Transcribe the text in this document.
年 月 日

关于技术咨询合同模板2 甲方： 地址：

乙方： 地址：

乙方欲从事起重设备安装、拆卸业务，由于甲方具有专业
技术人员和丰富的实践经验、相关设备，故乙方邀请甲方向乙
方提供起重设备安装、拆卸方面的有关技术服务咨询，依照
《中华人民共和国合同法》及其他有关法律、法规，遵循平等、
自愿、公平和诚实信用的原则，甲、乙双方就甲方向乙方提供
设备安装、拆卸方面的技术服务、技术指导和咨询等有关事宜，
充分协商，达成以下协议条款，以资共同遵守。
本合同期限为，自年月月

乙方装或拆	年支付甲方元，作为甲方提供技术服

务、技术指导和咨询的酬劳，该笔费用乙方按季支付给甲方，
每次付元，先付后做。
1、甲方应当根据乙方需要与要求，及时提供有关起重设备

= = = = =

◆ Stated exercise
Give back all the data exactly as written.

◆ Exercise result
Transcribe the text in this document.
年 月 日

关于技术咨询合同模板2 甲方： 地址：

乙方： 地址：

乙方欲从事起重设备安装、拆卸业务，由于甲方具有专业
技术人员和丰富的实践经验、相关设备，故乙方邀请甲方向乙
方提供起重设备安装、拆卸方面的有关技术服务咨询，依照
《中华人民共和国合同法》及其他有关法律、法规，遵循平等、
自愿、公平和诚实信用的原则，甲、乙双方就甲方向乙方提供
设备安装、拆卸方面的技术服务、技术指导和咨询等有关事宜，
充分协商，达成以下协议条款，以资共同遵守。
本合同期限为，自年月月

乙方装或拆	年支付甲方元，作为甲方提供技术服

务、技术指导和咨询的酬劳，该笔费用乙方按季支付给甲方，
每次付元，先付后做。
1、甲方应当根据乙方需要与要求，及时提供有关起重设备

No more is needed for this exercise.